--- START ---

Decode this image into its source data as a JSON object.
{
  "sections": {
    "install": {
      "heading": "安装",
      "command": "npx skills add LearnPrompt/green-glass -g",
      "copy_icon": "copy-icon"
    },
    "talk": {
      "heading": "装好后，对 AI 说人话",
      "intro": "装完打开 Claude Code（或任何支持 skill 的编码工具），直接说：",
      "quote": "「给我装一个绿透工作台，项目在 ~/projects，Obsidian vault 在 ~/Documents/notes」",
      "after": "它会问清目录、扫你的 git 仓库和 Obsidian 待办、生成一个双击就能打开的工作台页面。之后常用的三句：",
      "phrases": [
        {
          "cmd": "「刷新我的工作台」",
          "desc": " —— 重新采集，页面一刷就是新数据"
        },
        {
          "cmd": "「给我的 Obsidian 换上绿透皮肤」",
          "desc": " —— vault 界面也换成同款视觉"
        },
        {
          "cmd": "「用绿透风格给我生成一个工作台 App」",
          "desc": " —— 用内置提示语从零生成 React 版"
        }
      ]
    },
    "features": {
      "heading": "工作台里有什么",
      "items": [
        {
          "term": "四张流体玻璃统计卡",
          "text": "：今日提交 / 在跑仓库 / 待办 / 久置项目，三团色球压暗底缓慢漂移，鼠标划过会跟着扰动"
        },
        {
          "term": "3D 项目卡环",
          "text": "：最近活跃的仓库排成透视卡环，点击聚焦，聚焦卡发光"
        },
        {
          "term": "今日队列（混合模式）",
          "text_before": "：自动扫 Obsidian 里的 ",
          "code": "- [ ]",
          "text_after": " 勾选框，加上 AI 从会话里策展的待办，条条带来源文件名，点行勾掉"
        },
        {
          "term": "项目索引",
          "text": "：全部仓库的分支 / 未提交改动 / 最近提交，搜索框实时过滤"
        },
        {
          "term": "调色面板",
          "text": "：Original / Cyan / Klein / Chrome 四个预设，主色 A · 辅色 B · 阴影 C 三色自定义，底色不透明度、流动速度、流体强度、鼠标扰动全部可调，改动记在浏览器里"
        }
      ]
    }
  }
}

--- END ---

Reproduce all the data word for word.

Decode this image into its source data as a JSON object.
{
  "sections": {
    "install": {
      "heading": "安装",
      "command": "npx skills add LearnPrompt/green-glass -g",
      "copy_icon": "copy-icon"
    },
    "talk": {
      "heading": "装好后，对 AI 说人话",
      "intro": "装完打开 Claude Code（或任何支持 skill 的编码工具），直接说：",
      "quote": "「给我装一个绿透工作台，项目在 ~/projects，Obsidian vault 在 ~/Documents/notes」",
      "after": "它会问清目录、扫你的 git 仓库和 Obsidian 待办、生成一个双击就能打开的工作台页面。之后常用的三句：",
      "phrases": [
        {
          "cmd": "「刷新我的工作台」",
          "desc": " —— 重新采集，页面一刷就是新数据"
        },
        {
          "cmd": "「给我的 Obsidian 换上绿透皮肤」",
          "desc": " —— vault 界面也换成同款视觉"
        },
        {
          "cmd": "「用绿透风格给我生成一个工作台 App」",
          "desc": " —— 用内置提示语从零生成 React 版"
        }
      ]
    },
    "features": {
      "heading": "工作台里有什么",
      "items": [
        {
          "term": "四张流体玻璃统计卡",
          "text": "：今日提交 / 在跑仓库 / 待办 / 久置项目，三团色球压暗底缓慢漂移，鼠标划过会跟着扰动"
        },
        {
          "term": "3D 项目卡环",
          "text": "：最近活跃的仓库排成透视卡环，点击聚焦，聚焦卡发光"
        },
        {
          "term": "今日队列（混合模式）",
          "text_before": "：自动扫 Obsidian 里的 ",
          "code": "- [ ]",
          "text_after": " 勾选框，加上 AI 从会话里策展的待办，条条带来源文件名，点行勾掉"
        },
        {
          "term": "项目索引",
          "text": "：全部仓库的分支 / 未提交改动 / 最近提交，搜索框实时过滤"
        },
        {
          "term": "调色面板",
          "text": "：Original / Cyan / Klein / Chrome 四个预设，主色 A · 辅色 B · 阴影 C 三色自定义，底色不透明度、流动速度、流体强度、鼠标扰动全部可调，改动记在浏览器里"
        }
      ]
    }
  }
}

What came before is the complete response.